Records

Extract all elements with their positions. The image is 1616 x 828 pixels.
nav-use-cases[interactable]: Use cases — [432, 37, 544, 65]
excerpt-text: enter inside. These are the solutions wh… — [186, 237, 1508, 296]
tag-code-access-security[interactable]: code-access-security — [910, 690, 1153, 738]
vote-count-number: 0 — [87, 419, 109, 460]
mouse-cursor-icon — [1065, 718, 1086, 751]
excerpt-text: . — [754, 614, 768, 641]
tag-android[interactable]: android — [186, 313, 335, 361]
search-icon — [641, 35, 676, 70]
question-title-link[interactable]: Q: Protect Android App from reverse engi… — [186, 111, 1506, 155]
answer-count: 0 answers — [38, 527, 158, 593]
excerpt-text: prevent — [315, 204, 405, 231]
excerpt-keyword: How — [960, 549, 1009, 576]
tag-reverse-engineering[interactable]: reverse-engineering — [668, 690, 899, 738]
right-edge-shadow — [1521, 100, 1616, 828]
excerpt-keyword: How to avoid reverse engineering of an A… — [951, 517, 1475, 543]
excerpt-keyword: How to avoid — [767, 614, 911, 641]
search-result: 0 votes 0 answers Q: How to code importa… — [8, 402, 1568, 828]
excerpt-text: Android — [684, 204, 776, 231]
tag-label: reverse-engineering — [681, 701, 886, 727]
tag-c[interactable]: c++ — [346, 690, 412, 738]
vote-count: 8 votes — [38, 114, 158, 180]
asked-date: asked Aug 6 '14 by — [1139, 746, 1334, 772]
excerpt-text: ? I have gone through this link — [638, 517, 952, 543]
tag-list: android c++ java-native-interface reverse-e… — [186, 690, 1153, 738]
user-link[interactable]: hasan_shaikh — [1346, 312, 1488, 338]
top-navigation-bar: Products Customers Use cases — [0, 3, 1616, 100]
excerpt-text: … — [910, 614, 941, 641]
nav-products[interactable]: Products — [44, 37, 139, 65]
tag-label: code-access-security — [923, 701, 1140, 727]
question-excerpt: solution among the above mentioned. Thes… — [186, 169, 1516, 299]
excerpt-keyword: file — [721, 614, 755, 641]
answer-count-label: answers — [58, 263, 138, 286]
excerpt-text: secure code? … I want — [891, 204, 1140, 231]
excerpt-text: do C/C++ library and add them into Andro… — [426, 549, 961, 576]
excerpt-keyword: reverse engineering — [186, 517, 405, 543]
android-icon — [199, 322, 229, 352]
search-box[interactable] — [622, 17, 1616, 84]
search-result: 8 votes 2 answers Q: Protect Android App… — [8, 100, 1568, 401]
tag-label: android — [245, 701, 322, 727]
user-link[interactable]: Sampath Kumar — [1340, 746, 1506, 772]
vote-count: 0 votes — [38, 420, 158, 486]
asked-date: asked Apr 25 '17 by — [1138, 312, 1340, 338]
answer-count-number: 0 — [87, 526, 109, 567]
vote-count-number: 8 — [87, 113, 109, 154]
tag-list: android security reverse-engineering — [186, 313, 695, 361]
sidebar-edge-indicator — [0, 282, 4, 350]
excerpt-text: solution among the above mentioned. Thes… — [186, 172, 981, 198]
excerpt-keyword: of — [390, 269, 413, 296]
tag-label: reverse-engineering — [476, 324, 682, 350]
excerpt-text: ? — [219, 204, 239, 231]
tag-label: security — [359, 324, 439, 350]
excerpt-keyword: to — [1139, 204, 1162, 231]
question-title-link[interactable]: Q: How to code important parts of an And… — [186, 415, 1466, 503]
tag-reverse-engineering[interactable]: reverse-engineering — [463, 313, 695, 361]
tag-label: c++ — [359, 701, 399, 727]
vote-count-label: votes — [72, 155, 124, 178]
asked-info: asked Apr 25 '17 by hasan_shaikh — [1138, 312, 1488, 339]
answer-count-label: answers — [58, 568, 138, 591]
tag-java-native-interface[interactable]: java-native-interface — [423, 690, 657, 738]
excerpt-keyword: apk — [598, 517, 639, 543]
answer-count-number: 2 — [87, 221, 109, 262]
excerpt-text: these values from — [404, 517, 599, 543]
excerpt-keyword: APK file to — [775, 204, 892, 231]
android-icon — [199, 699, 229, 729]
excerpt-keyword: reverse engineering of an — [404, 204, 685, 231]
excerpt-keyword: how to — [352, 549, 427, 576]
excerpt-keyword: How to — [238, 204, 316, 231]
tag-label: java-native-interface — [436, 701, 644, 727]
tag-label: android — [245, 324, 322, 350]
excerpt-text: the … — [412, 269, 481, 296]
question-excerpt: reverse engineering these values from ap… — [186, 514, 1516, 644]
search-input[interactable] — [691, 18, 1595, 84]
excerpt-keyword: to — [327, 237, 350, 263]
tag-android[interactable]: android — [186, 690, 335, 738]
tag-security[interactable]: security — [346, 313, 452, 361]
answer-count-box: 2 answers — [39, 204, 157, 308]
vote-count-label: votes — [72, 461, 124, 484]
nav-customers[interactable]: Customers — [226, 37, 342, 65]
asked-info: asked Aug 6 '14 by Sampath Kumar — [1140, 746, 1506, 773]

=== REQUIREMENTS ===
Select every line in the data above that contains the string "code". Treat uppercase and lowercase letters as different.

=== OUTPUT OF THE EXERCISE ===
tag-code-access-security[interactable]: code-access-security — [910, 690, 1153, 738]
search-result: 0 votes 0 answers Q: How to code importa… — [8, 402, 1568, 828]
tag-label: code-access-security — [923, 701, 1140, 727]
excerpt-text: secure code? … I want — [891, 204, 1140, 231]
question-title-link[interactable]: Q: How to code important parts of an And… — [186, 415, 1466, 503]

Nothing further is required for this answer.